---------- Input
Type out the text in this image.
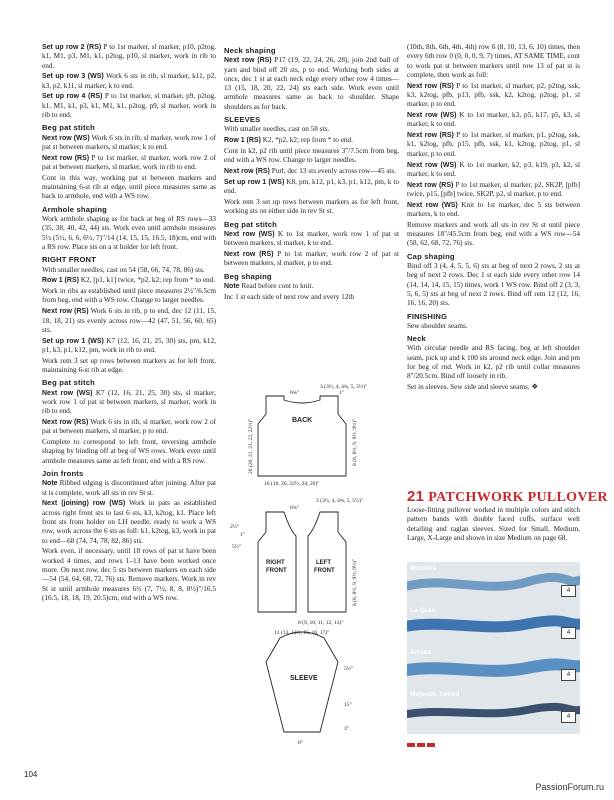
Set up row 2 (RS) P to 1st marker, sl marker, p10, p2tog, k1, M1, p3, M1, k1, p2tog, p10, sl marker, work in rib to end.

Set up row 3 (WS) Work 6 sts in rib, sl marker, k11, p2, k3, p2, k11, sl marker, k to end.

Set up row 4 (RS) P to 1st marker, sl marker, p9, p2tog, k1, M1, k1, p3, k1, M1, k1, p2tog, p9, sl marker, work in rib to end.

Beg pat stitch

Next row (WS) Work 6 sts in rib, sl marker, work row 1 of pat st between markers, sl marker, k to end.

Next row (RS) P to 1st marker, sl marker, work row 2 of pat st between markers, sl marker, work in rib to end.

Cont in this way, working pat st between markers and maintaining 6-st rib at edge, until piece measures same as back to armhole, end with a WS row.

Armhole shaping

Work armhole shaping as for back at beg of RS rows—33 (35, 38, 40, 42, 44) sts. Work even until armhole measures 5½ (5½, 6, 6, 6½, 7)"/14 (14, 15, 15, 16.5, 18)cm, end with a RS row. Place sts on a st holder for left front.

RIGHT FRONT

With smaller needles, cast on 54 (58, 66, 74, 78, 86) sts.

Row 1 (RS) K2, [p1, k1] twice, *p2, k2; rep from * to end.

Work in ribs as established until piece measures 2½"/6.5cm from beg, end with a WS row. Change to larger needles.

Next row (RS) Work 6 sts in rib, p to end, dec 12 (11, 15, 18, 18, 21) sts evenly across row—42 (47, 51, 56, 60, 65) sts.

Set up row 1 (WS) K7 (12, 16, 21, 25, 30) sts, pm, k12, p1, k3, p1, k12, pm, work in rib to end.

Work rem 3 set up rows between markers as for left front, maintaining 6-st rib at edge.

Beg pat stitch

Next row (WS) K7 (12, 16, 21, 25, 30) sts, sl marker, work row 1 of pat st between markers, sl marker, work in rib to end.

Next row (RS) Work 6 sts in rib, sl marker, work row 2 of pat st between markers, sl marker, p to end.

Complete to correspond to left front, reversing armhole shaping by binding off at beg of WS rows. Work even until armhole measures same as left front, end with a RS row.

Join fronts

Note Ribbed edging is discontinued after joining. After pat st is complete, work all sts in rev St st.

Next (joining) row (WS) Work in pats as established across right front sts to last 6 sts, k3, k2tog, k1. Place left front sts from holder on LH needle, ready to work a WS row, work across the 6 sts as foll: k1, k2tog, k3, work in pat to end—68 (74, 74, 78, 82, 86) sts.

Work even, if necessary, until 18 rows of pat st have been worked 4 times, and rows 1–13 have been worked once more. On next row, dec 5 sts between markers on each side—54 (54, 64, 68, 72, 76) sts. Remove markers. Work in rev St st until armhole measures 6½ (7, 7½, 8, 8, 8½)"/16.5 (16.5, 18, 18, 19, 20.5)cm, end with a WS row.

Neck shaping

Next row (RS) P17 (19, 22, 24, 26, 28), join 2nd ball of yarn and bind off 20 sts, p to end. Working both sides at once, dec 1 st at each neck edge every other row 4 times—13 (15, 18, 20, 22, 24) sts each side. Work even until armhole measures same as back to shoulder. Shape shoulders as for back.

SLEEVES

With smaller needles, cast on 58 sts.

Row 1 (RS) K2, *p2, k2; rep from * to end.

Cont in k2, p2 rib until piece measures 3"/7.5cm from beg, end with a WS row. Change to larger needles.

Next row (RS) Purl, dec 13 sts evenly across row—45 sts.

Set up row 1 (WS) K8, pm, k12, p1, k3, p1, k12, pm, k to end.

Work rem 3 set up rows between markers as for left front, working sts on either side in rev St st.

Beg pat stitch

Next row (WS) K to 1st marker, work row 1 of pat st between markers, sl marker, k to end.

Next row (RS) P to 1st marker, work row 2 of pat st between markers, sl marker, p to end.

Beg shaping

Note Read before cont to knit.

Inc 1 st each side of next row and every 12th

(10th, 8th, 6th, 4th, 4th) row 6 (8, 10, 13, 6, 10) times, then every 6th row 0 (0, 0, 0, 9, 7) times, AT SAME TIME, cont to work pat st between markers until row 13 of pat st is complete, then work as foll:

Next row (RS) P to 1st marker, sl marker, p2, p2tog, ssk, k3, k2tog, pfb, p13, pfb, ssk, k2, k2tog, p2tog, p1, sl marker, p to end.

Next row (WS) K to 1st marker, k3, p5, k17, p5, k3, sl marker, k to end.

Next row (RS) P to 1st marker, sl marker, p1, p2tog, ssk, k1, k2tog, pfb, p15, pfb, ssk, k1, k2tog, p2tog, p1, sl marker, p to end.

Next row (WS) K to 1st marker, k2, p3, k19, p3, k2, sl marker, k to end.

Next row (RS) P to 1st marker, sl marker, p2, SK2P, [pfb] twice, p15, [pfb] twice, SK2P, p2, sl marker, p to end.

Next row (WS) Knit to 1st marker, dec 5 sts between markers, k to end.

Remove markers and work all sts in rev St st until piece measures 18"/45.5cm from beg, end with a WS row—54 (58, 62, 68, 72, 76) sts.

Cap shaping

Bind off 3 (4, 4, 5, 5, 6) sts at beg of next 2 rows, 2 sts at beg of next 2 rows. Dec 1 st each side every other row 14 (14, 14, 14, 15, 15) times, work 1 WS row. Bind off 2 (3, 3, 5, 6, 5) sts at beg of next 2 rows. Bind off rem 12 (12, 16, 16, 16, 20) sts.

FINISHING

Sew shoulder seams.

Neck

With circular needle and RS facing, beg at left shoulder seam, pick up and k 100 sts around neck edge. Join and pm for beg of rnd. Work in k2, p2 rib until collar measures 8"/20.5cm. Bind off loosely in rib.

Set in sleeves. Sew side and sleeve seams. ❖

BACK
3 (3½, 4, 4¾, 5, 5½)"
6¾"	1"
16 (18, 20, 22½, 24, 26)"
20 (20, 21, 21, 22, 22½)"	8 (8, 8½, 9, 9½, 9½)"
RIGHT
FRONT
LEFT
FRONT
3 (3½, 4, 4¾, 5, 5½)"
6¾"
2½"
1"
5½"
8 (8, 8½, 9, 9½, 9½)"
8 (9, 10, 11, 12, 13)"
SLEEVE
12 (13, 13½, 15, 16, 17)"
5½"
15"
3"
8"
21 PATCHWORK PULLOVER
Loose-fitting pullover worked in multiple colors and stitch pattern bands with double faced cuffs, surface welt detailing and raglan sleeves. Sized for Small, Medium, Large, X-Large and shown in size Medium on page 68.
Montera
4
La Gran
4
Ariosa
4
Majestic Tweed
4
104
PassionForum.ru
--------------------
Report only the number of lines in the listing that contain the word "Note".

2